**Requirements**
Among the records below, find each line that includes the string "ministre" and copy it.

++++ Input for this task

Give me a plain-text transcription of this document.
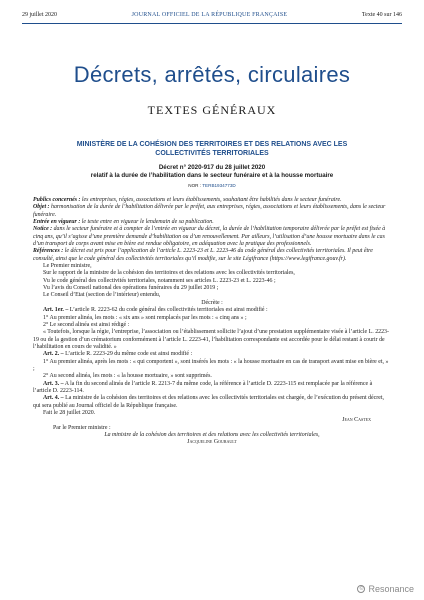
29 juillet 2020	JOURNAL OFFICIEL DE LA RÉPUBLIQUE FRANÇAISE	Texte 40 sur 146
Décrets, arrêtés, circulaires
TEXTES GÉNÉRAUX
MINISTÈRE DE LA COHÉSION DES TERRITOIRES ET DES RELATIONS AVEC LES COLLECTIVITÉS TERRITORIALES
Décret n° 2020-917 du 28 juillet 2020
relatif à la durée de l’habilitation dans le secteur funéraire et à la housse mortuaire
NOR : TERB1934773D

Publics concernés : les entreprises, régies, associations et leurs établissements, souhaitant être habilités dans le secteur funéraire.

Objet : harmonisation de la durée de l’habilitation délivrée par le préfet, aux entreprises, régies, associations et leurs établissements, dans le secteur funéraire.

Entrée en vigueur : le texte entre en vigueur le lendemain de sa publication.

Notice : dans le secteur funéraire et à compter de l’entrée en vigueur du décret, la durée de l’habilitation temporaire délivrée par le préfet est fixée à cinq ans, qu’il s’agisse d’une première demande d’habilitation ou d’un renouvellement. Par ailleurs, l’utilisation d’une housse mortuaire dans le cas d’un transport de corps avant mise en bière est rendue obligatoire, en adéquation avec la pratique des professionnels.

Références : le décret est pris pour l’application de l’article L. 2223-23 et L. 2223-46 du code général des collectivités territoriales. Il peut être consulté, ainsi que le code général des collectivités territoriales qu’il modifie, sur le site Légifrance (https://www.legifrance.gouv.fr).

Le Premier ministre,

Sur le rapport de la ministre de la cohésion des territoires et des relations avec les collectivités territoriales,

Vu le code général des collectivités territoriales, notamment ses articles L. 2223-23 et L. 2223-46 ;

Vu l’avis du Conseil national des opérations funéraires du 29 juillet 2019 ;

Le Conseil d’Etat (section de l’intérieur) entendu,

Décrète :

Art. 1er. – L’article R. 2223-62 du code général des collectivités territoriales est ainsi modifié :

1° Au premier alinéa, les mots : « six ans » sont remplacés par les mots : « cinq ans » ;

2° Le second alinéa est ainsi rédigé :

« Toutefois, lorsque la régie, l’entreprise, l’association ou l’établissement sollicite l’ajout d’une prestation supplémentaire visée à l’article L. 2223-19 ou de la gestion d’un crématorium conformément à l’article L. 2223-41, l’habilitation correspondante est accordée pour le délai restant à courir de l’habilitation en cours de validité. »

Art. 2. – L’article R. 2223-29 du même code est ainsi modifié :

1° Au premier alinéa, après les mots : « qui comportent », sont insérés les mots : « la housse mortuaire en cas de transport avant mise en bière et, » ;

2° Au second alinéa, les mots : « la housse mortuaire, » sont supprimés.

Art. 3. – A la fin du second alinéa de l’article R. 2213-7 du même code, la référence à l’article D. 2223-115 est remplacée par la référence à l’article D. 2223-114.

Art. 4. – La ministre de la cohésion des territoires et des relations avec les collectivités territoriales est chargée, de l’exécution du présent décret, qui sera publié au Journal officiel de la République française.

Fait le 28 juillet 2020.

Jean Castex

Par le Premier ministre :

La ministre de la cohésion des territoires et des relations avec les collectivités territoriales,

Jacqueline Gourault

© Resonance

++++++++

**Correct response**
Le Premier ministre,
Sur le rapport de la ministre de la cohésion des territoires et des relations avec les collectivités territoriales,
Art. 4. – La ministre de la cohésion des territoires et des relations avec les collectivités territoriales est chargée, de l’exécution du présent décret, qui sera publié au Journal officiel de la République française.
Par le Premier ministre :
La ministre de la cohésion des territoires et des relations avec les collectivités territoriales,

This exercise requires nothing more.